◆ **Directive**: Give the listing again exactly, omitting its images.

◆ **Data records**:
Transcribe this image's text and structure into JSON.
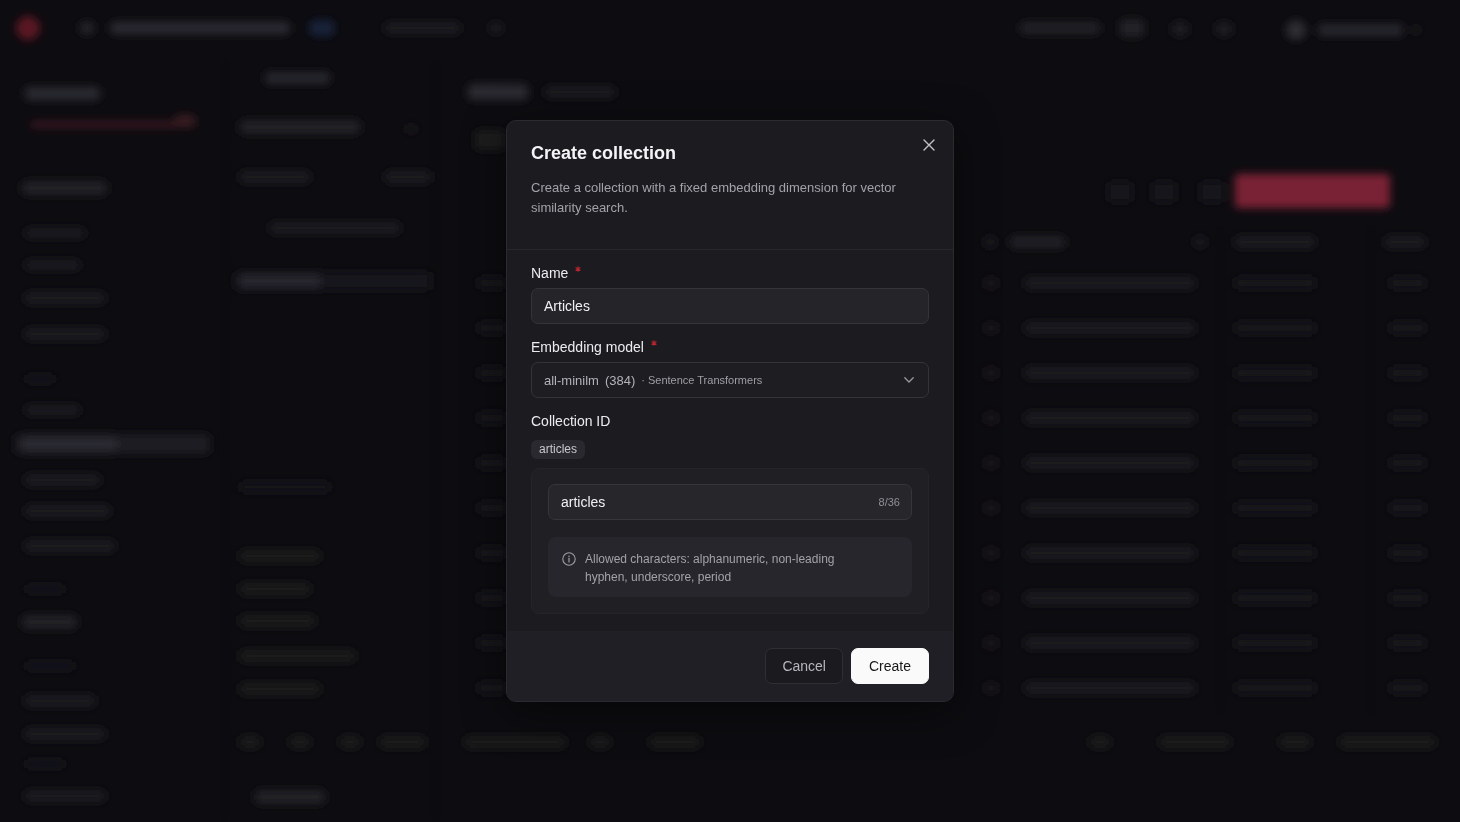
{
  "dialog": {
    "title": "Create collection",
    "description": "Create a collection with a fixed embedding dimension for vector similarity search.",
    "fields": [
      {
        "kind": "text",
        "label": "Name",
        "required": true,
        "value": "Articles"
      },
      {
        "kind": "select",
        "label": "Embedding model",
        "required": true,
        "value": "all-minilm",
        "dimension": "(384)",
        "provider": "· Sentence Transformers"
      },
      {
        "kind": "slug",
        "label": "Collection ID",
        "preview": "articles",
        "value": "articles",
        "counter": "8/36",
        "hint": "Allowed characters: alphanumeric, non-leading hyphen, underscore, period"
      }
    ],
    "buttons": [
      {
        "kind": "outline",
        "label": "Cancel"
      },
      {
        "kind": "solid",
        "label": "Create"
      }
    ]
  }
}
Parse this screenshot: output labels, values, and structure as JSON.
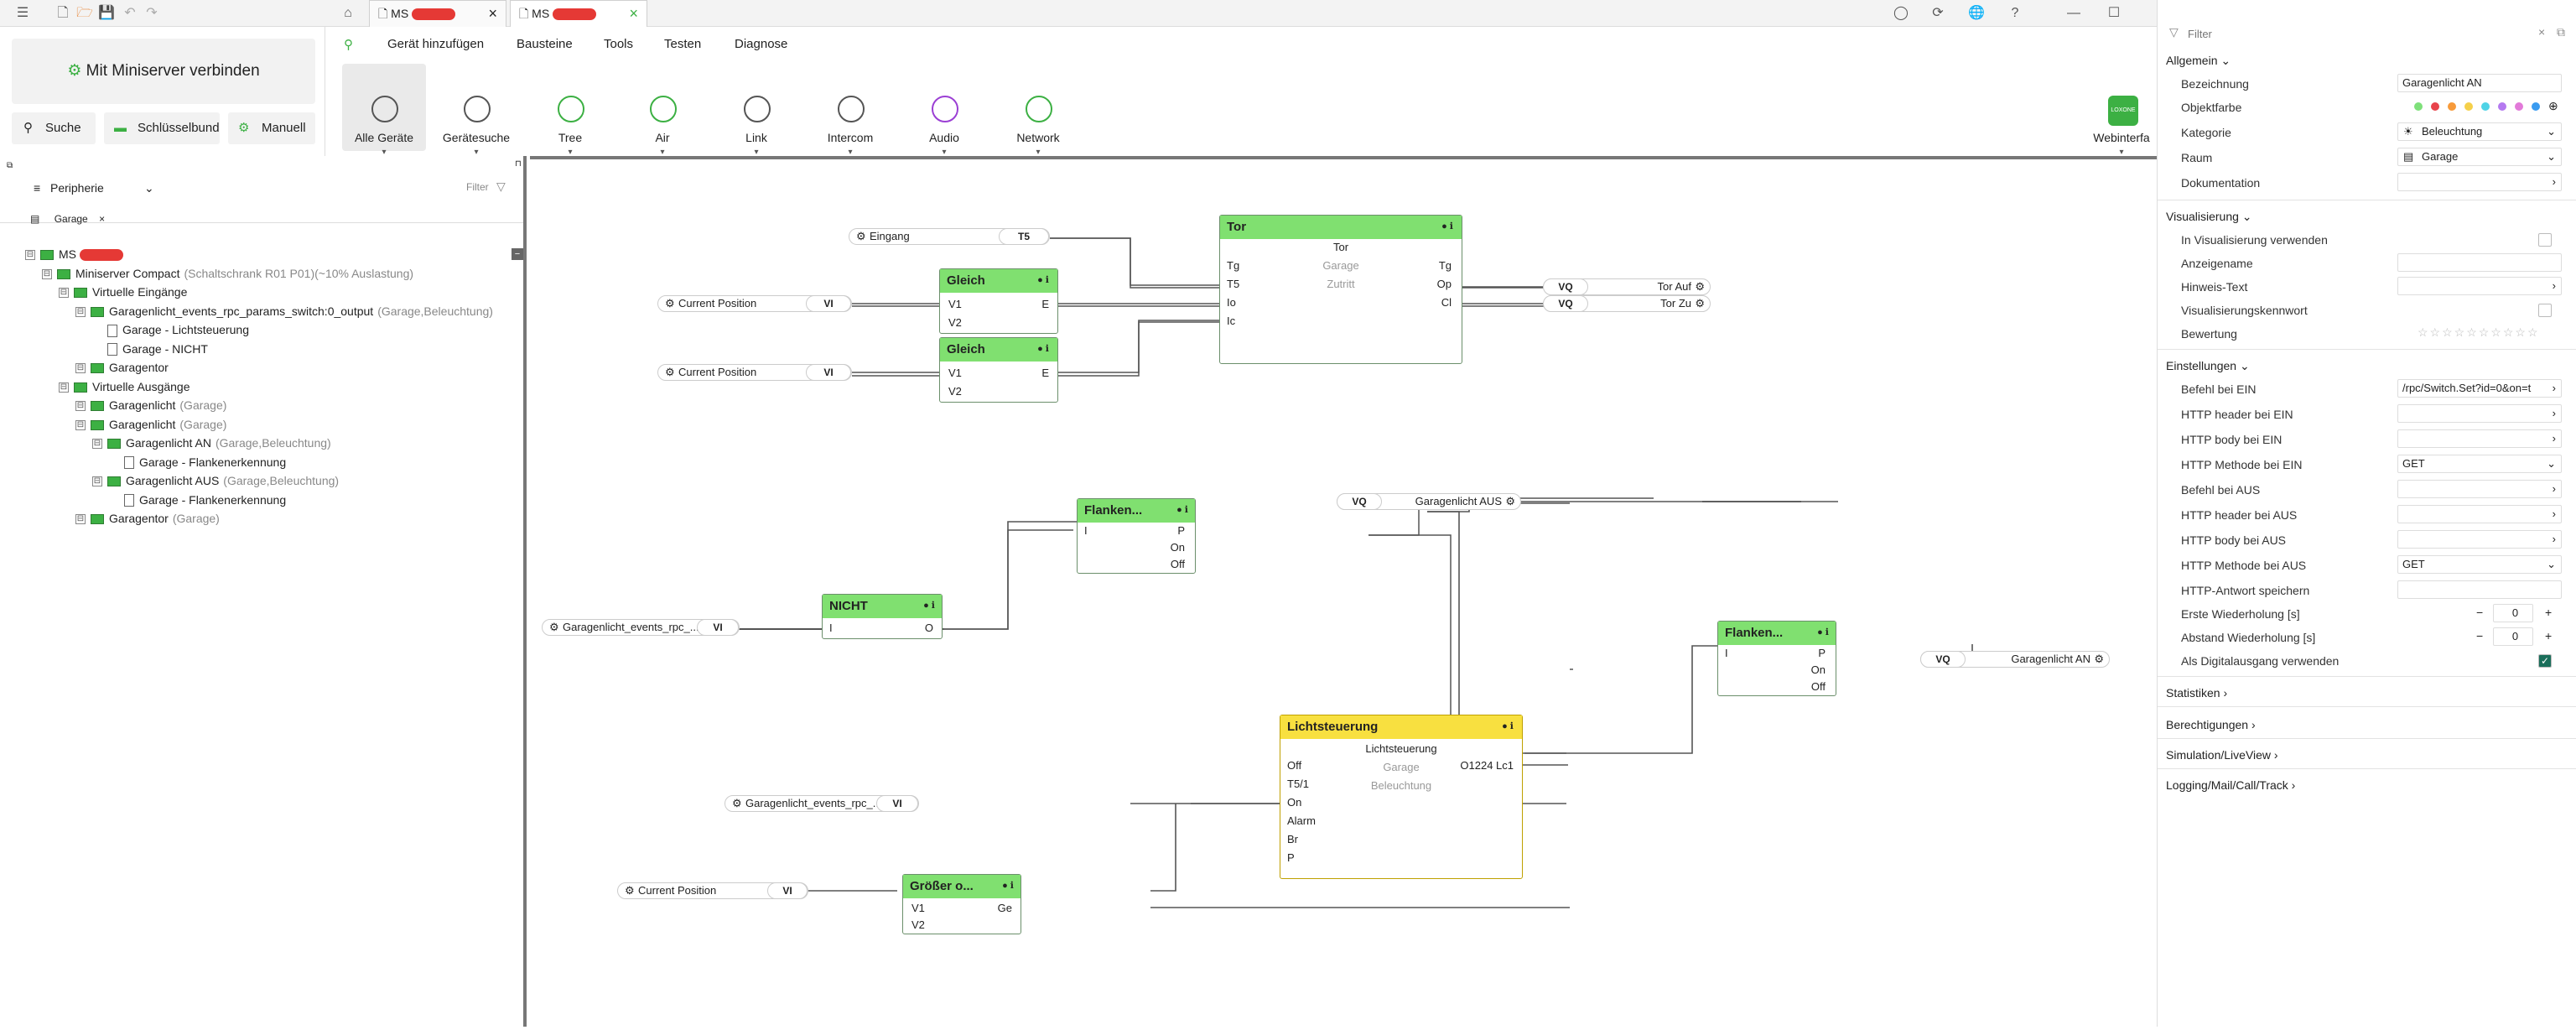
{
  "titlebar": {
    "tab1": "MS",
    "tab2": "MS"
  },
  "left": {
    "connect": "Mit Miniserver verbinden",
    "search": "Suche",
    "keychain": "Schlüsselbund",
    "manual": "Manuell"
  },
  "menu": [
    "Gerät hinzufügen",
    "Bausteine",
    "Tools",
    "Testen",
    "Diagnose"
  ],
  "ribbon": [
    {
      "label": "Alle Geräte",
      "color": "#555555"
    },
    {
      "label": "Gerätesuche",
      "color": "#555555"
    },
    {
      "label": "Tree",
      "color": "#3cb043"
    },
    {
      "label": "Air",
      "color": "#3cb043"
    },
    {
      "label": "Link",
      "color": "#555555"
    },
    {
      "label": "Intercom",
      "color": "#555555"
    },
    {
      "label": "Audio",
      "color": "#9b3fd4"
    },
    {
      "label": "Network",
      "color": "#3cb043"
    }
  ],
  "webinterface": {
    "logo": "LOXONE",
    "label": "Webinterfa"
  },
  "periphery": {
    "title": "Peripherie",
    "filter": "Filter",
    "chip": "Garage"
  },
  "tree": [
    {
      "t": "MS",
      "s": ""
    },
    {
      "t": "Miniserver Compact",
      "s": "(Schaltschrank R01 P01)(~10% Auslastung)"
    },
    {
      "t": "Virtuelle Eingänge",
      "s": ""
    },
    {
      "t": "Garagenlicht_events_rpc_params_switch:0_output",
      "s": "(Garage,Beleuchtung)"
    },
    {
      "t": "Garage - Lichtsteuerung",
      "s": ""
    },
    {
      "t": "Garage - NICHT",
      "s": ""
    },
    {
      "t": "Garagentor",
      "s": ""
    },
    {
      "t": "Virtuelle Ausgänge",
      "s": ""
    },
    {
      "t": "Garagenlicht",
      "s": "(Garage)"
    },
    {
      "t": "Garagenlicht",
      "s": "(Garage)"
    },
    {
      "t": "Garagenlicht AN",
      "s": "(Garage,Beleuchtung)"
    },
    {
      "t": "Garage - Flankenerkennung",
      "s": ""
    },
    {
      "t": "Garagenlicht AUS",
      "s": "(Garage,Beleuchtung)"
    },
    {
      "t": "Garage - Flankenerkennung",
      "s": ""
    },
    {
      "t": "Garagentor",
      "s": "(Garage)"
    }
  ],
  "canvas": {
    "eingang": "Eingang",
    "t5": "T5",
    "cp": "Current Position",
    "vi": "VI",
    "vq": "VQ",
    "gleich": "Gleich",
    "v1": "V1",
    "v2": "V2",
    "e": "E",
    "tor": {
      "title": "Tor",
      "sub": "Tor",
      "room": "Garage",
      "cat": "Zutritt",
      "in": [
        "Tg",
        "T5",
        "Io",
        "Ic"
      ],
      "out": [
        "Tg",
        "Op",
        "Cl"
      ]
    },
    "torauf": "Tor Auf",
    "torzu": "Tor Zu",
    "flanken": "Flanken...",
    "flp": "P",
    "flon": "On",
    "floff": "Off",
    "fli": "I",
    "glaus": "Garagenlicht AUS",
    "glan": "Garagenlicht AN",
    "nicht": "NICHT",
    "ni": "I",
    "no": "O",
    "events": "Garagenlicht_events_rpc_...",
    "licht": {
      "title": "Lichtsteuerung",
      "sub": "Lichtsteuerung",
      "room": "Garage",
      "cat": "Beleuchtung",
      "in": [
        "Off",
        "T5/1",
        "On",
        "Alarm",
        "Br",
        "P"
      ],
      "out": "O1224 Lc1"
    },
    "groesser": "Größer o...",
    "ge": "Ge"
  },
  "props": {
    "filter": "Filter",
    "allgemein": "Allgemein",
    "bezeichnung": "Bezeichnung",
    "bezeichnung_v": "Garagenlicht AN",
    "objektfarbe": "Objektfarbe",
    "kategorie": "Kategorie",
    "kategorie_v": "Beleuchtung",
    "raum": "Raum",
    "raum_v": "Garage",
    "dokumentation": "Dokumentation",
    "visualisierung": "Visualisierung",
    "invis": "In Visualisierung verwenden",
    "anzeige": "Anzeigename",
    "hinweis": "Hinweis-Text",
    "viskw": "Visualisierungskennwort",
    "bewertung": "Bewertung",
    "einstellungen": "Einstellungen",
    "befehl_ein": "Befehl bei EIN",
    "befehl_ein_v": "/rpc/Switch.Set?id=0&on=t",
    "hh_ein": "HTTP header bei EIN",
    "hb_ein": "HTTP body bei EIN",
    "hm_ein": "HTTP Methode bei EIN",
    "hm_ein_v": "GET",
    "befehl_aus": "Befehl bei AUS",
    "hh_aus": "HTTP header bei AUS",
    "hb_aus": "HTTP body bei AUS",
    "hm_aus": "HTTP Methode bei AUS",
    "hm_aus_v": "GET",
    "antwort": "HTTP-Antwort speichern",
    "erste": "Erste Wiederholung [s]",
    "erste_v": "0",
    "abstand": "Abstand Wiederholung [s]",
    "abstand_v": "0",
    "digital": "Als Digitalausgang verwenden",
    "statistiken": "Statistiken",
    "berechtigungen": "Berechtigungen",
    "simulation": "Simulation/LiveView",
    "logging": "Logging/Mail/Call/Track"
  }
}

◆ **Exercise answer**:
Transcribe this image's text and structure into JSON.
{
  "dialog": {
    "title": "Create collection",
    "description": "Create a collection with a fixed embedding dimension for vector similarity search.",
    "fields": [
      {
        "kind": "text",
        "label": "Name",
        "required": true,
        "value": "Articles"
      },
      {
        "kind": "select",
        "label": "Embedding model",
        "required": true,
        "value": "all-minilm",
        "dimension": "(384)",
        "provider": "· Sentence Transformers"
      },
      {
        "kind": "slug",
        "label": "Collection ID",
        "preview": "articles",
        "value": "articles",
        "counter": "8/36",
        "hint": "Allowed characters: alphanumeric, non-leading hyphen, underscore, period"
      }
    ],
    "buttons": [
      {
        "kind": "outline",
        "label": "Cancel"
      },
      {
        "kind": "solid",
        "label": "Create"
      }
    ]
  }
}
Parse this screenshot: output labels, values, and structure as JSON.
{
  "titlebar": {
    "tab1": "MS",
    "tab2": "MS"
  },
  "left": {
    "connect": "Mit Miniserver verbinden",
    "search": "Suche",
    "keychain": "Schlüsselbund",
    "manual": "Manuell"
  },
  "menu": [
    "Gerät hinzufügen",
    "Bausteine",
    "Tools",
    "Testen",
    "Diagnose"
  ],
  "ribbon": [
    {
      "label": "Alle Geräte",
      "color": "#555555"
    },
    {
      "label": "Gerätesuche",
      "color": "#555555"
    },
    {
      "label": "Tree",
      "color": "#3cb043"
    },
    {
      "label": "Air",
      "color": "#3cb043"
    },
    {
      "label": "Link",
      "color": "#555555"
    },
    {
      "label": "Intercom",
      "color": "#555555"
    },
    {
      "label": "Audio",
      "color": "#9b3fd4"
    },
    {
      "label": "Network",
      "color": "#3cb043"
    }
  ],
  "webinterface": {
    "logo": "LOXONE",
    "label": "Webinterfa"
  },
  "periphery": {
    "title": "Peripherie",
    "filter": "Filter",
    "chip": "Garage"
  },
  "tree": [
    {
      "t": "MS",
      "s": ""
    },
    {
      "t": "Miniserver Compact",
      "s": "(Schaltschrank R01 P01)(~10% Auslastung)"
    },
    {
      "t": "Virtuelle Eingänge",
      "s": ""
    },
    {
      "t": "Garagenlicht_events_rpc_params_switch:0_output",
      "s": "(Garage,Beleuchtung)"
    },
    {
      "t": "Garage - Lichtsteuerung",
      "s": ""
    },
    {
      "t": "Garage - NICHT",
      "s": ""
    },
    {
      "t": "Garagentor",
      "s": ""
    },
    {
      "t": "Virtuelle Ausgänge",
      "s": ""
    },
    {
      "t": "Garagenlicht",
      "s": "(Garage)"
    },
    {
      "t": "Garagenlicht",
      "s": "(Garage)"
    },
    {
      "t": "Garagenlicht AN",
      "s": "(Garage,Beleuchtung)"
    },
    {
      "t": "Garage - Flankenerkennung",
      "s": ""
    },
    {
      "t": "Garagenlicht AUS",
      "s": "(Garage,Beleuchtung)"
    },
    {
      "t": "Garage - Flankenerkennung",
      "s": ""
    },
    {
      "t": "Garagentor",
      "s": "(Garage)"
    }
  ],
  "canvas": {
    "eingang": "Eingang",
    "t5": "T5",
    "cp": "Current Position",
    "vi": "VI",
    "vq": "VQ",
    "gleich": "Gleich",
    "v1": "V1",
    "v2": "V2",
    "e": "E",
    "tor": {
      "title": "Tor",
      "sub": "Tor",
      "room": "Garage",
      "cat": "Zutritt",
      "in": [
        "Tg",
        "T5",
        "Io",
        "Ic"
      ],
      "out": [
        "Tg",
        "Op",
        "Cl"
      ]
    },
    "torauf": "Tor Auf",
    "torzu": "Tor Zu",
    "flanken": "Flanken...",
    "flp": "P",
    "flon": "On",
    "floff": "Off",
    "fli": "I",
    "glaus": "Garagenlicht AUS",
    "glan": "Garagenlicht AN",
    "nicht": "NICHT",
    "ni": "I",
    "no": "O",
    "events": "Garagenlicht_events_rpc_...",
    "licht": {
      "title": "Lichtsteuerung",
      "sub": "Lichtsteuerung",
      "room": "Garage",
      "cat": "Beleuchtung",
      "in": [
        "Off",
        "T5/1",
        "On",
        "Alarm",
        "Br",
        "P"
      ],
      "out": "O1224 Lc1"
    },
    "groesser": "Größer o...",
    "ge": "Ge"
  },
  "props": {
    "filter": "Filter",
    "allgemein": "Allgemein",
    "bezeichnung": "Bezeichnung",
    "bezeichnung_v": "Garagenlicht AN",
    "objektfarbe": "Objektfarbe",
    "kategorie": "Kategorie",
    "kategorie_v": "Beleuchtung",
    "raum": "Raum",
    "raum_v": "Garage",
    "dokumentation": "Dokumentation",
    "visualisierung": "Visualisierung",
    "invis": "In Visualisierung verwenden",
    "anzeige": "Anzeigename",
    "hinweis": "Hinweis-Text",
    "viskw": "Visualisierungskennwort",
    "bewertung": "Bewertung",
    "einstellungen": "Einstellungen",
    "befehl_ein": "Befehl bei EIN",
    "befehl_ein_v": "/rpc/Switch.Set?id=0&on=t",
    "hh_ein": "HTTP header bei EIN",
    "hb_ein": "HTTP body bei EIN",
    "hm_ein": "HTTP Methode bei EIN",
    "hm_ein_v": "GET",
    "befehl_aus": "Befehl bei AUS",
    "hh_aus": "HTTP header bei AUS",
    "hb_aus": "HTTP body bei AUS",
    "hm_aus": "HTTP Methode bei AUS",
    "hm_aus_v": "GET",
    "antwort": "HTTP-Antwort speichern",
    "erste": "Erste Wiederholung [s]",
    "erste_v": "0",
    "abstand": "Abstand Wiederholung [s]",
    "abstand_v": "0",
    "digital": "Als Digitalausgang verwenden",
    "statistiken": "Statistiken",
    "berechtigungen": "Berechtigungen",
    "simulation": "Simulation/LiveView",
    "logging": "Logging/Mail/Call/Track"
  }
}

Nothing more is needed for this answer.